▶ Records for the exercise
○ ○ ○ ○

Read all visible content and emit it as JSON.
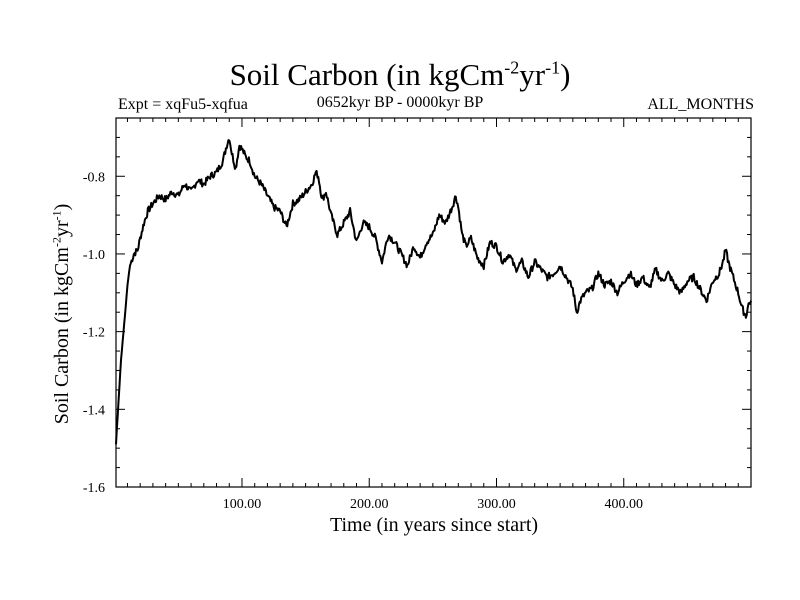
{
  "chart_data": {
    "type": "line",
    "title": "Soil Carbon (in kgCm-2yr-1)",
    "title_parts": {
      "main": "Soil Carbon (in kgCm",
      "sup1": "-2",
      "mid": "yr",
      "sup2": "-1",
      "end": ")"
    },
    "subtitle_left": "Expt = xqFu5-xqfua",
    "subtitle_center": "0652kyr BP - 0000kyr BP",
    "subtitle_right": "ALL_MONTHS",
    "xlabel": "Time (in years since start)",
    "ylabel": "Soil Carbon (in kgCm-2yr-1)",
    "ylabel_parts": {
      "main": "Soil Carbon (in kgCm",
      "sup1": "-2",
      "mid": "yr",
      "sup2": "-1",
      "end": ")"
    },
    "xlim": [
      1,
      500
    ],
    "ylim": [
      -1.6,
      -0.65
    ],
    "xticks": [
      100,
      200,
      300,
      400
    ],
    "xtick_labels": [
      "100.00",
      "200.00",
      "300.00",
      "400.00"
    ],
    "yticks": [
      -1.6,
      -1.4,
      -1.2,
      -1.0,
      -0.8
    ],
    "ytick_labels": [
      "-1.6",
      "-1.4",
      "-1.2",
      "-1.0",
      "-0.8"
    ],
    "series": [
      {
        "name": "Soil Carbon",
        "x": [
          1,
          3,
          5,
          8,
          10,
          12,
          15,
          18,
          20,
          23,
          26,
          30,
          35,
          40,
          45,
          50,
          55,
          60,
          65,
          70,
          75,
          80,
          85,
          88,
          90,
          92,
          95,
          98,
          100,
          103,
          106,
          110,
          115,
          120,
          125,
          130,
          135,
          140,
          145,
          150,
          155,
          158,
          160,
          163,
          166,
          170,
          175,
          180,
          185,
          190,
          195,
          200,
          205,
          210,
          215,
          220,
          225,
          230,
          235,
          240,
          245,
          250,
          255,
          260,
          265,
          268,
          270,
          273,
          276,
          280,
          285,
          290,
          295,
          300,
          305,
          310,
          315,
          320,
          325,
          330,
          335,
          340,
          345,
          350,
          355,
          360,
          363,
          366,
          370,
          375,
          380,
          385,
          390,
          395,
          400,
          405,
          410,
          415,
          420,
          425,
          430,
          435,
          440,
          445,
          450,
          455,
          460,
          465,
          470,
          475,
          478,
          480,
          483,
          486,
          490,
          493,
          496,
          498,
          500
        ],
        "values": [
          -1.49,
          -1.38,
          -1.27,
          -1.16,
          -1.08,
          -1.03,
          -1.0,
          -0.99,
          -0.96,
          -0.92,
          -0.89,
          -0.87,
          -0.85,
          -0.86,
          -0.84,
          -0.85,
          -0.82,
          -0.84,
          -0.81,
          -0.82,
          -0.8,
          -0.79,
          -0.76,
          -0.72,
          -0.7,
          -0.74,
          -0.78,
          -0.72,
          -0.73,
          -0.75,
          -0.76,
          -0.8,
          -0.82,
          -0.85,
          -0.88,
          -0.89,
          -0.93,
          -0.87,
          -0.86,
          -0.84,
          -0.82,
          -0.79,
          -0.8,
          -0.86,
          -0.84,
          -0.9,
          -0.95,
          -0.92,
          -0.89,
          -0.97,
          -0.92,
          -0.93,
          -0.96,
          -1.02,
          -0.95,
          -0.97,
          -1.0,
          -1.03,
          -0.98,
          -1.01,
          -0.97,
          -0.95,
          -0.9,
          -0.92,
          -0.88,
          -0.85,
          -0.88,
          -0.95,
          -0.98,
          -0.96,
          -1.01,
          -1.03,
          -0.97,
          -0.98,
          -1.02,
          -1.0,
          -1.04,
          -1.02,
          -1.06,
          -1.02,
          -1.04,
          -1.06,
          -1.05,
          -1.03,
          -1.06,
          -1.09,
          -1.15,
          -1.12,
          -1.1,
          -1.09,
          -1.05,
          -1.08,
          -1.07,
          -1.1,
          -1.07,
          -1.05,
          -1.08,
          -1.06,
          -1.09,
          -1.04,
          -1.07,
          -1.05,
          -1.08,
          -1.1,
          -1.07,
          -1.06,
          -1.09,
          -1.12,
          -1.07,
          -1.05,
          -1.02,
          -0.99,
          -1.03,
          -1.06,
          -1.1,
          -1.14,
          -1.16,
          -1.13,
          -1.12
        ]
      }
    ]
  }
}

○ ○ ○ ○

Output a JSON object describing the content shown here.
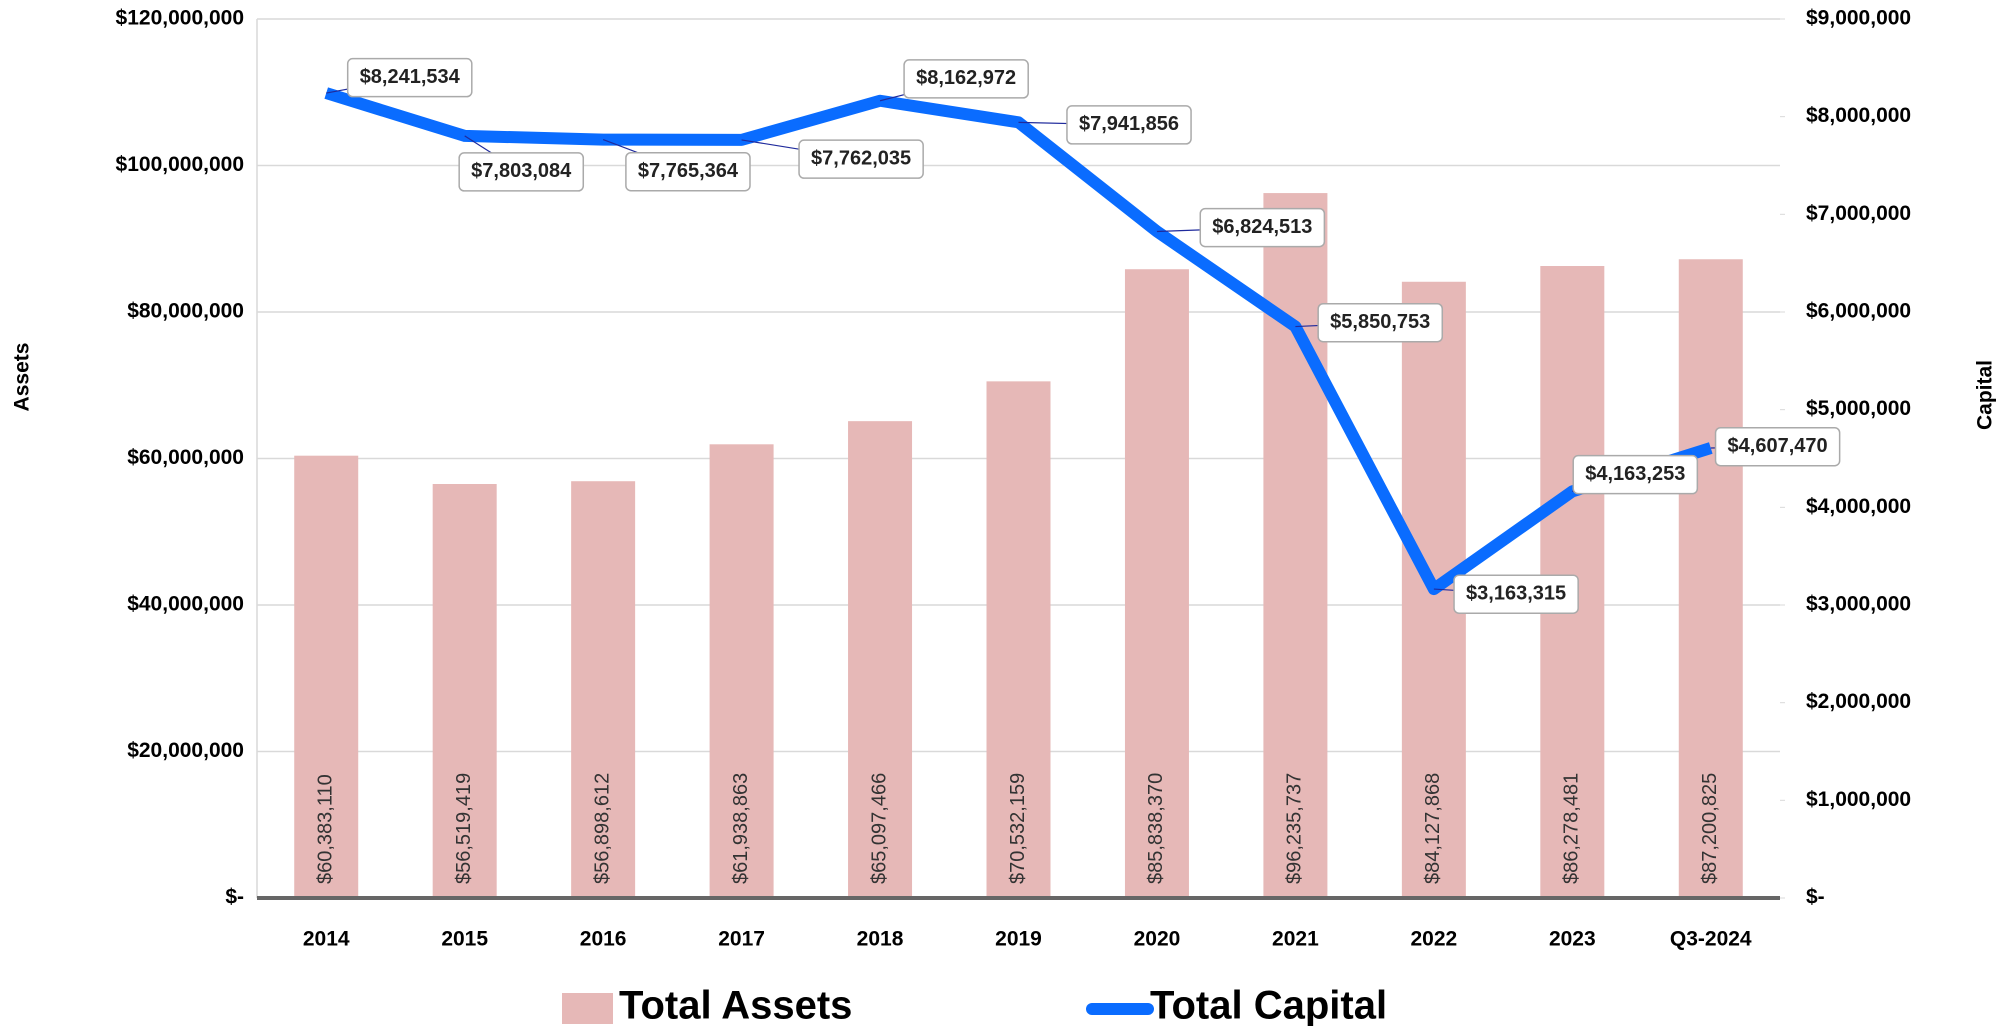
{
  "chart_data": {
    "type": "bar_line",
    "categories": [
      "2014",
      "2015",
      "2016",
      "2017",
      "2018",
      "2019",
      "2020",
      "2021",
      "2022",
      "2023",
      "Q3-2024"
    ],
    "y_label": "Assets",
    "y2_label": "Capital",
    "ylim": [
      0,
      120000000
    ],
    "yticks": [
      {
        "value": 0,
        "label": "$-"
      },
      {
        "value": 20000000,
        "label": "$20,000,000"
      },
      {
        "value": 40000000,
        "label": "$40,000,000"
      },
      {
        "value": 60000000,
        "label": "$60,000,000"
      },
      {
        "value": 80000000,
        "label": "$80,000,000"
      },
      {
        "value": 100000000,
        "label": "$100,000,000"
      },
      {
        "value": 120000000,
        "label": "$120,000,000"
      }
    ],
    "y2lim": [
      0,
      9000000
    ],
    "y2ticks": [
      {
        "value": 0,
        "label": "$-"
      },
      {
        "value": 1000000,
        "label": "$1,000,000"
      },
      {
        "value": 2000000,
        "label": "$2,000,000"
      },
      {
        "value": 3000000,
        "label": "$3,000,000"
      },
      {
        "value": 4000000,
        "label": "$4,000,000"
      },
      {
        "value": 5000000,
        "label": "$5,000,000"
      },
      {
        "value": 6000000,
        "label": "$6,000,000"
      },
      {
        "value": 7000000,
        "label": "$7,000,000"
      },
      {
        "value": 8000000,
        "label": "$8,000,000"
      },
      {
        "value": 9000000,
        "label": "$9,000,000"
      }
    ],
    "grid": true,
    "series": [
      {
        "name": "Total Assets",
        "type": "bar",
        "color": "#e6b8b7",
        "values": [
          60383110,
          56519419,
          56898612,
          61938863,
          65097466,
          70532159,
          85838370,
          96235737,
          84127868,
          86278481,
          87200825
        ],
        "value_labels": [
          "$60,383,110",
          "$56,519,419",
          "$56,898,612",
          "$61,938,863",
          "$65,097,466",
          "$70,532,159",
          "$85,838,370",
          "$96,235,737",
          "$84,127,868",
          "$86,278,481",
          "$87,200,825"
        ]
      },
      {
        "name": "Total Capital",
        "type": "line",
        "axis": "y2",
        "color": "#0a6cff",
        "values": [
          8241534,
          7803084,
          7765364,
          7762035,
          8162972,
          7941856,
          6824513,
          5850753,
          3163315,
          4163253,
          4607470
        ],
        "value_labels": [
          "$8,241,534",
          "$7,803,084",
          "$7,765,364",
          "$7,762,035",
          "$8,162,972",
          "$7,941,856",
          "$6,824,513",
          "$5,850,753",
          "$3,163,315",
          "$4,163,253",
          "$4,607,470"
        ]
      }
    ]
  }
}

○ ○ ○ ○

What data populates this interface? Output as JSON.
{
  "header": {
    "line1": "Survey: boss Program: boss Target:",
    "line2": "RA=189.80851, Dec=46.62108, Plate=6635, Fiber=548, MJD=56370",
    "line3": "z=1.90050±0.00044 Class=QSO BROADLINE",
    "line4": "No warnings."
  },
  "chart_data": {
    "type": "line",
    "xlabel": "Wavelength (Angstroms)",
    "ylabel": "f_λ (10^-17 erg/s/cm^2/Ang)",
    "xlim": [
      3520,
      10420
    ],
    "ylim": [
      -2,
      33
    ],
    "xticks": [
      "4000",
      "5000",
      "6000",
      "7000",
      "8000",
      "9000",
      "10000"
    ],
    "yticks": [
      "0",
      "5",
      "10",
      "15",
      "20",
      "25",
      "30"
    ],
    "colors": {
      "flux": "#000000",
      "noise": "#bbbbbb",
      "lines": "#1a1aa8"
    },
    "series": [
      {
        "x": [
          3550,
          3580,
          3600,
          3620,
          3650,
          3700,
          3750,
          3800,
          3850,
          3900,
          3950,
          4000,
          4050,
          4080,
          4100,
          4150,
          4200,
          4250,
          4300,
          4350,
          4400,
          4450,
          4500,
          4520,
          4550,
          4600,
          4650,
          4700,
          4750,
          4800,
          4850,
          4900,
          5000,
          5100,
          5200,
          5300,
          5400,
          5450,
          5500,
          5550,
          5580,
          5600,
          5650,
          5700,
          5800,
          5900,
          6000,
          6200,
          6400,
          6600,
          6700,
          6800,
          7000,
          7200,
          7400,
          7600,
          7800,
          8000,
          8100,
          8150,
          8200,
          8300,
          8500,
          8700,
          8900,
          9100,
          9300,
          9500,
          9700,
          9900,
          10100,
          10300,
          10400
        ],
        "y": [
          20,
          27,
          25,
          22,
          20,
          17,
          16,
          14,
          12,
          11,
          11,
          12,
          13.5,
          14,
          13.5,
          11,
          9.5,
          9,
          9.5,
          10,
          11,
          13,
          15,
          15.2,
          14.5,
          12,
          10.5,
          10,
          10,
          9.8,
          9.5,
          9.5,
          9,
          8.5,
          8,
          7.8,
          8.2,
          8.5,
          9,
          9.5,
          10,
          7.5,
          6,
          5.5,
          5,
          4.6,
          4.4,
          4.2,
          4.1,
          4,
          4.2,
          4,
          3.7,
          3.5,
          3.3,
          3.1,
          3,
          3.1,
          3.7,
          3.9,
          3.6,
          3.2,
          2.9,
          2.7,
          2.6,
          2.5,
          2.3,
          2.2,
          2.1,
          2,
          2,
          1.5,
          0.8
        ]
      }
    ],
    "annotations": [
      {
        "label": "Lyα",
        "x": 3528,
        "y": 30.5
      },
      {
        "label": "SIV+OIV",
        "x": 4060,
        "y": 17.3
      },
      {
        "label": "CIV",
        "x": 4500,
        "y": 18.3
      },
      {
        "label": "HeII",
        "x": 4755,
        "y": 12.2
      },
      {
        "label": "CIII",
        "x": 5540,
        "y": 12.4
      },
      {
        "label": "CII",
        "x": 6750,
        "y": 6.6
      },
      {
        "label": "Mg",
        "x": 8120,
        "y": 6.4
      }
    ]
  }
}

○ ○ ○ ○

▶ Description of the task
Reproduce each line from the records that contains the word "Output".

▶ Result
Output a JSON object describing the content shown here.
What data populates this interface? Output as JSON.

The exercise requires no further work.